From the entries below, copy every line that holds the word "Today".

*** INFORMATION PROVIDED ***

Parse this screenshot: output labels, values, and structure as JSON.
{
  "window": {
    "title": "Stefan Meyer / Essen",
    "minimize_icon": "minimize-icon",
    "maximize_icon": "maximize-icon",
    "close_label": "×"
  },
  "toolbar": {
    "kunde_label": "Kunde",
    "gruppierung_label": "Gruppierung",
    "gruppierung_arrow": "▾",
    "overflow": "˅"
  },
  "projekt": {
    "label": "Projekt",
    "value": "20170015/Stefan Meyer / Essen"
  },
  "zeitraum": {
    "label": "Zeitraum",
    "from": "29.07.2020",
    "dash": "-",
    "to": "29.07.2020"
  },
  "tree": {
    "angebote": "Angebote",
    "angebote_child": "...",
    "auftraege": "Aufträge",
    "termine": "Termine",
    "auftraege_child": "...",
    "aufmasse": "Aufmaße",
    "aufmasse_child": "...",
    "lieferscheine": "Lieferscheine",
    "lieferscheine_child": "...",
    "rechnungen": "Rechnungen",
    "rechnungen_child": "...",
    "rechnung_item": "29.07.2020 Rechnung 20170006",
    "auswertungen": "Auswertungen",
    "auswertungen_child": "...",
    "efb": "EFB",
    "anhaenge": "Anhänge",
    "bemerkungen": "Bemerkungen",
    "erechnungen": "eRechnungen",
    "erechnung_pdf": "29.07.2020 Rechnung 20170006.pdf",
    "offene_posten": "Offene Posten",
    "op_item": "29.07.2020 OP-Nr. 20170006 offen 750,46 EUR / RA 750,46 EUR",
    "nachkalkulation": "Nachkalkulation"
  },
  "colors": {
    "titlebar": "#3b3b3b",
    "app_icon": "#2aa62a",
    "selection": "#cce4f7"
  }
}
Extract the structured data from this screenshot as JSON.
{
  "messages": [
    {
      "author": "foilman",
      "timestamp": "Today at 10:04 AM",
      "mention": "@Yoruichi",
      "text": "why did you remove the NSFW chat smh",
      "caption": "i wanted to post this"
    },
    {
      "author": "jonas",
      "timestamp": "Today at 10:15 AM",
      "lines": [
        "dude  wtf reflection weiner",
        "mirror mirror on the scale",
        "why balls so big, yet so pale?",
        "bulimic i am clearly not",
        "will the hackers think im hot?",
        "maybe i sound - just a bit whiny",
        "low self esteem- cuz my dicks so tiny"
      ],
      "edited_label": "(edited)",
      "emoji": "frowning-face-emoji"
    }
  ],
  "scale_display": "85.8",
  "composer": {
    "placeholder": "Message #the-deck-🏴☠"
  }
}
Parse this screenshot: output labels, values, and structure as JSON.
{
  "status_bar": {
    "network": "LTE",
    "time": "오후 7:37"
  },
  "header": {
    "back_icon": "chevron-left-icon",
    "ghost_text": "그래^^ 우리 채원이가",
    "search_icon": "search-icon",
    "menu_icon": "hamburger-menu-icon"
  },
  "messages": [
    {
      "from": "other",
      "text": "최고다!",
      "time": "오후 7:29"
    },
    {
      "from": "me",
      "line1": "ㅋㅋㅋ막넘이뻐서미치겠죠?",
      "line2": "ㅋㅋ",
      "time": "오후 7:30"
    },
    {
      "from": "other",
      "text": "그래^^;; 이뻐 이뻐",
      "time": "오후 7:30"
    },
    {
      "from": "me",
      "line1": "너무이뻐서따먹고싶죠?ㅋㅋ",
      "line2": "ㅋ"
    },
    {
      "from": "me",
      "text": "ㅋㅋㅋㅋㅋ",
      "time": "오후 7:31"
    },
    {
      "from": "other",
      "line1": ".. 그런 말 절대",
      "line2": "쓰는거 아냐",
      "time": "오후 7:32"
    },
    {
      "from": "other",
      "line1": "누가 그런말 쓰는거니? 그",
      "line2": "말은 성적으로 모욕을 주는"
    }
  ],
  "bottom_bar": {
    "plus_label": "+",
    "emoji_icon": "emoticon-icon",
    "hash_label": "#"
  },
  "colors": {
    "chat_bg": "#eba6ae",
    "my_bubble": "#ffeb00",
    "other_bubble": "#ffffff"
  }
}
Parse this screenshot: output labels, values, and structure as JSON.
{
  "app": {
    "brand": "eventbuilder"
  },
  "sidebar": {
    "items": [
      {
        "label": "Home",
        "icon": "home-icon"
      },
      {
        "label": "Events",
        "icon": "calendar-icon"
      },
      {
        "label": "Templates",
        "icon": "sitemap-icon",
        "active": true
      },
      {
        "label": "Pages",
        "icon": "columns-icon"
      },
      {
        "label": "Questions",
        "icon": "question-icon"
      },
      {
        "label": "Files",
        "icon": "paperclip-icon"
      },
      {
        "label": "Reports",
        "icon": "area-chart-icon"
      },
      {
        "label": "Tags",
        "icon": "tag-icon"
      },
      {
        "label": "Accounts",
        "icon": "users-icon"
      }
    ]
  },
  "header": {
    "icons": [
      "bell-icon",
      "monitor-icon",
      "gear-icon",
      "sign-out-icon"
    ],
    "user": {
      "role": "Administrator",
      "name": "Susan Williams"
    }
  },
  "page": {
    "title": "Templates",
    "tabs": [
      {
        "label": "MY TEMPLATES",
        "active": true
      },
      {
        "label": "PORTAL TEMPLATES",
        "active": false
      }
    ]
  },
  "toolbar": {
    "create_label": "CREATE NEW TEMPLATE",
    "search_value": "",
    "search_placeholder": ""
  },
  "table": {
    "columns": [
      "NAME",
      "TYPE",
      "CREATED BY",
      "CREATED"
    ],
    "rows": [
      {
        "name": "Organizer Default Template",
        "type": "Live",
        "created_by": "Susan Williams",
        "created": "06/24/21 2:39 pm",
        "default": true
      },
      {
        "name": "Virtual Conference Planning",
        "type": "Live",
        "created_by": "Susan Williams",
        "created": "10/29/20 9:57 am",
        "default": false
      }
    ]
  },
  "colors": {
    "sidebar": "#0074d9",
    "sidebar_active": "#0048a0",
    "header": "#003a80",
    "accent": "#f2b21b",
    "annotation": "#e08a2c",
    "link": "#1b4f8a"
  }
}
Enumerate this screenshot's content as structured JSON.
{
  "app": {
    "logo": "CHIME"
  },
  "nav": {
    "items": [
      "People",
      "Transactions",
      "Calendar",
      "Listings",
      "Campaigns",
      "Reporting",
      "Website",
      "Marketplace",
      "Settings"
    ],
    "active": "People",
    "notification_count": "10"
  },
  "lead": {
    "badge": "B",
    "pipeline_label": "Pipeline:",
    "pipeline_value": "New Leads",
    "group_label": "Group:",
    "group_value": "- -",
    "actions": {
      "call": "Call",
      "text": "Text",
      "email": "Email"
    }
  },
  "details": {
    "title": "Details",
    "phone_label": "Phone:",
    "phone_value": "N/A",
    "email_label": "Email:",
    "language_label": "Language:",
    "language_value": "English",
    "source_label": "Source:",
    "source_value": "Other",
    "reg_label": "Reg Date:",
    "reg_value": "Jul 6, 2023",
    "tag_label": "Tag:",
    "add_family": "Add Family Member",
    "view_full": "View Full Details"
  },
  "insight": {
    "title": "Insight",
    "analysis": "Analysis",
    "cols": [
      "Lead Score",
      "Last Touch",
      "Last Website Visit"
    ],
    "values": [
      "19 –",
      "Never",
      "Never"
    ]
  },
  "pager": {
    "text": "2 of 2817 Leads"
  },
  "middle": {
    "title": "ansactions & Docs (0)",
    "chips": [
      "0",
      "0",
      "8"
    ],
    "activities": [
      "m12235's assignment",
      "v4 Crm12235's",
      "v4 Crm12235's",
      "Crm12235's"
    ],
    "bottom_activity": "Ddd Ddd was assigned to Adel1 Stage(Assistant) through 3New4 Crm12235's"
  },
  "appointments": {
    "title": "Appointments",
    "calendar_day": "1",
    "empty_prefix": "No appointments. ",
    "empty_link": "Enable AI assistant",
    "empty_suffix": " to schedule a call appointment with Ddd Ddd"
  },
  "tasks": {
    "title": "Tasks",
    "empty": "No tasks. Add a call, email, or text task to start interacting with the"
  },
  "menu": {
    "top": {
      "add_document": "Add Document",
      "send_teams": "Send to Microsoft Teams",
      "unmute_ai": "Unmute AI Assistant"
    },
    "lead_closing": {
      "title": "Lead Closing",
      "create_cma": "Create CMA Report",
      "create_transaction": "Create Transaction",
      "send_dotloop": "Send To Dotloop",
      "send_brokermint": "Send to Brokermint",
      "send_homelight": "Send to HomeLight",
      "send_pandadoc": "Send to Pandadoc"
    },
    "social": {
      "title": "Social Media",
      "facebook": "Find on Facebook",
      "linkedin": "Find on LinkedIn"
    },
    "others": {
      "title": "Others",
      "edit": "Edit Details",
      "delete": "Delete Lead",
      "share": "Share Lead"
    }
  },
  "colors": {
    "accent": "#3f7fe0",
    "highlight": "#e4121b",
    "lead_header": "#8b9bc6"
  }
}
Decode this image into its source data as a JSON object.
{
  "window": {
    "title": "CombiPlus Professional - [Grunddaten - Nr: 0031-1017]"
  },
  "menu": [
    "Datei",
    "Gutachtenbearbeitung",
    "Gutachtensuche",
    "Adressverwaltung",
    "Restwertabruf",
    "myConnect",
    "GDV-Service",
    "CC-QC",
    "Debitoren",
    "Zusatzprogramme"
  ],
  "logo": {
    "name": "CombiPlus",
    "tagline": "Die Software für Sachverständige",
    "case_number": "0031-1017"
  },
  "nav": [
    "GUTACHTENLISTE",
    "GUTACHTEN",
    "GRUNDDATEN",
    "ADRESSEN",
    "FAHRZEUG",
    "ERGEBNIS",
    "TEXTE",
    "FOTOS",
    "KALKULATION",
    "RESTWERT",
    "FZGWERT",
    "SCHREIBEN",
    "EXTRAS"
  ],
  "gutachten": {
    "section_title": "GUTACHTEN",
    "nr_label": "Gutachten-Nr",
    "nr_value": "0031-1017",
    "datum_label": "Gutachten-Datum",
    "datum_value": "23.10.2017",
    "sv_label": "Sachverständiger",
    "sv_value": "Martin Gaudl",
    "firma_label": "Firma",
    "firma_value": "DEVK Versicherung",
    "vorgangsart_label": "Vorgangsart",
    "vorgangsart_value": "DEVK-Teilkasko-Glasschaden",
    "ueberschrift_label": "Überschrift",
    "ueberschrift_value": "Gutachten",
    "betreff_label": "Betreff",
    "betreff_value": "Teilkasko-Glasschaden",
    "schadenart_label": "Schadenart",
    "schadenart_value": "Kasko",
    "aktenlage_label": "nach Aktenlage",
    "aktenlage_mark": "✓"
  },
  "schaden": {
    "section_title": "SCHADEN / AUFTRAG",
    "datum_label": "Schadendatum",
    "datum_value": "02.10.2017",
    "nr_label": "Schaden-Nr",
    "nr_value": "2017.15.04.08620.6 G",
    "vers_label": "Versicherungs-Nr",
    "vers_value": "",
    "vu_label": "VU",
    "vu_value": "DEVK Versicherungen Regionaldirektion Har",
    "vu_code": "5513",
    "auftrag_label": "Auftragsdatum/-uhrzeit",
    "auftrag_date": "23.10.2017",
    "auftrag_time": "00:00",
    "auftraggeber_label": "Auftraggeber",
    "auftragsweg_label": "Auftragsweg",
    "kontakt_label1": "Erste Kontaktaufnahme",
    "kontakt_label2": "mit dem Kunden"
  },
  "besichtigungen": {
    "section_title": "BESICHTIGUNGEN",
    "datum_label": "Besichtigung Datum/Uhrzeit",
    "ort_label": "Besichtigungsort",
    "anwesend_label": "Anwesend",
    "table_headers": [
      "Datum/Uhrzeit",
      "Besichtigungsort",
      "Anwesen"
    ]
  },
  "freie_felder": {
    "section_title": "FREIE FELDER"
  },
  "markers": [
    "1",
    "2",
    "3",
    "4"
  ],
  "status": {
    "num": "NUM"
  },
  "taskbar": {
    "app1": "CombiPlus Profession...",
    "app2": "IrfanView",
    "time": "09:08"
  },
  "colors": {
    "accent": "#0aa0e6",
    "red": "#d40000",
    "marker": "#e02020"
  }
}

***

**RESULT FOR THIS TASK:**
      "timestamp": "Today at 10:04 AM",
      "timestamp": "Today at 10:15 AM",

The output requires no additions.